El partido radical-socialista no ha tenido más remedio que reafirmar también, en su congreso, los principios del cartel. De estos principios, los que más interesan a las masas son los relativos a la solución de la crisis financiera. Y entre estos, particularmente, el del impuesto o del cupo al capital. El bloque de izquierdas queda, de este modo, ratificado y convalidado. Painlevé, disciplinadamente, no puede ni debe hacer otra cosa que la voluntad de su partido que es también la voluntad del cartel o sea la de su mayoría parlamentaria.
Pero la cuestión en sí misma es muy compleja. No la resuelven realmente los votos de los congresos socialista y radical-socialista. La complica, de un lado, la posición de Caillaux tenazmente opuesto al cupo al capital. Caillaux es el financista máximo de su partido. Su designación como ministro de finanzas en un momento en que su amnistía moral no era aún completa, se ha fundado, precisamente, en la razón de su capacidad técnica. Se decía, antes de este nombramiento, que las finanzas francesas necesitaban un Necker. Y el optimismo de los diputados radicales-socialistas se mostraba persuadido de que la Francia actual tenía un Necker y que este Necker no era otro que Caillaux. Por consiguiente, la discrepancia entre el ministro de finanzas y los dos grupos sustantivos del bloque de izquierdas reviste una importancia señalada y única. No se trata de un ministro de finanzas corriente a quien, sin ningún sacrificio, se puede licenciar y reemplazar. Se trata de un ministro de finanzas que, por su pasado y por su presente, como administrador de la hacienda francesa, tiene una extraordinaria autoridad personal. Llamado al ministerio casi como un taumaturgo, Caillaux no puede ser despedido y sustituido fácilmente. Su partido y el cartel saben que Caillaux goza de la confianza de la banca y, en general, de la mayor parte de los capitalistas franceses. Los socialistas y los radicales-socialistas no componen, por otra parte, la totalidad del cartel. El cartel está integrado por los grupos parlamentarios de Briand y de Loucheur. Esta gente es también contraria al impuesto al capital, como a todas las orientaciones demasiado radicales de la izquierda. Y si, numéricamente, este sector del parlamento no tiene mucha significación, los intereses que representa otorgan a su actitud y a su voto una influencia nada negligible. No en balde Briand es uno de los más astutos y sagaces parlamentarios y Loucheur uno de los más poderosos capataces de la industria y la finanza de Francia. Su defección reforzaría considerablemente a las derechas.

**Trabajo por hacer**
[1] Según el texto sobre Caillaux y el cartel de izquierdas, ¿por qué no se puede despedir y reemplazar fácilmente a Caillaux? Responde en una a tres oraciones.
[2] Retoma el texto sobre Caillaux y el cartel de izquierdas y continúalo a partir de su última oración.
Los registros son un material aparte, sin relación con el texto.

Filas de un conjunto de datos:
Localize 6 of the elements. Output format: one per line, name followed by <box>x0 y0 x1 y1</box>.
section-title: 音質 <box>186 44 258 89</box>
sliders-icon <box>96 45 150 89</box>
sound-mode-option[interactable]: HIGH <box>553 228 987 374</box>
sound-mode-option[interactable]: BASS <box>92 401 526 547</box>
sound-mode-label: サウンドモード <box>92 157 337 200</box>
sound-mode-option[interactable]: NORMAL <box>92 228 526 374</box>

**Respuestas por tarea**
[1] Caillaux no es un ministro de finanzas corriente. Por su pasado y su presente como administrador de la hacienda francesa, tiene una enorme autoridad personal, y fue llamado al ministerio casi como un taumaturgo. Además, su partido y el cartel saben que goza de la confianza de la banca y de la mayor parte de los capitalistas franceses.

[2]
Los radicales-socialistas no pueden haber considerado insuficientemente ninguna de estas circunstancias. Para que se hayan decidido, en su asamblea de Niza, por la ratificación del programa de mayo, en el punto más cálidamente propugnado por los socialistas, tienen que haber sentido, de un modo demasiado vivo que su política, a menos que se resigne a ser la misma del bloque nacional, necesita ser una política apoyada en la fuerza parlamentaria del socialismo. La ruptura y la caída del cartel, no perjudicaría a ningún grupo tanto como al radical-socialista. Dentro de una coalición totalmente burguesa, los radicales-socialistas se verían obligados a aceptar un sitio secundario. El jefe del gobierno no sería, por ningún motivo, ninguno de sus hombres. En el más favorable de los casos sería un Briand. Abdicando su programa, renunciando su papel en la política francesa, el partido radical-socialista resultaría prácticamente absorbido por el campo conservador. Los radicales-socialistas han experimentado ya una situación análoga. La “unión sagrada” de la guerra se hizo a sus expensas. Las derechas se beneficiaron de la atmósfera de la guerra y del armisticio. El partido radical-socialista fue impotente para salvar a Caillaux y a Malvy de una condena injusta. Solo desde que se resolvió a distinguirse y separarse del bloque nacional, declarándolo una necesidad de la guerra, empezó a recuperar sus antiguas posiciones. Su programa no es una consecuencia de su resurgimiento. Su resurgimiento es, más bien, una consecuencia de su programa.
De análisis en análisis, se arriba a los intereses, más que a los sentimientos, que el partido radical-socialista representa. Se arriba, mejor dicho, al estrato, a la capa social que dio en mayo del año pasado sus sufragios a los candidatos radicales. Esa capa social es la pequeña burguesía. El partido radical-socialista recluta sus electores en la pequeña burguesía, en la clase media, en un estrato social, cuyos intereses económicos se diferencian de los intereses de los gruesos industriales, de los ricos latifundistas, etc. Y que, por consiguiente, no aborda ni contempla las cuestiones de la economía francesa desde los mismos puntos de vista. En esta capa social, el partidos radical-socialista y el partido socialista son concurrentes; y, -aunque a primera vista no parezca lógico,- justamente por esta competición, en el parlamento, son aliados. Si el partido radical-socialista abandonara su programa de mayo, una gran parte de sus electores dejaría sus filas para engrosar las del partido socialista.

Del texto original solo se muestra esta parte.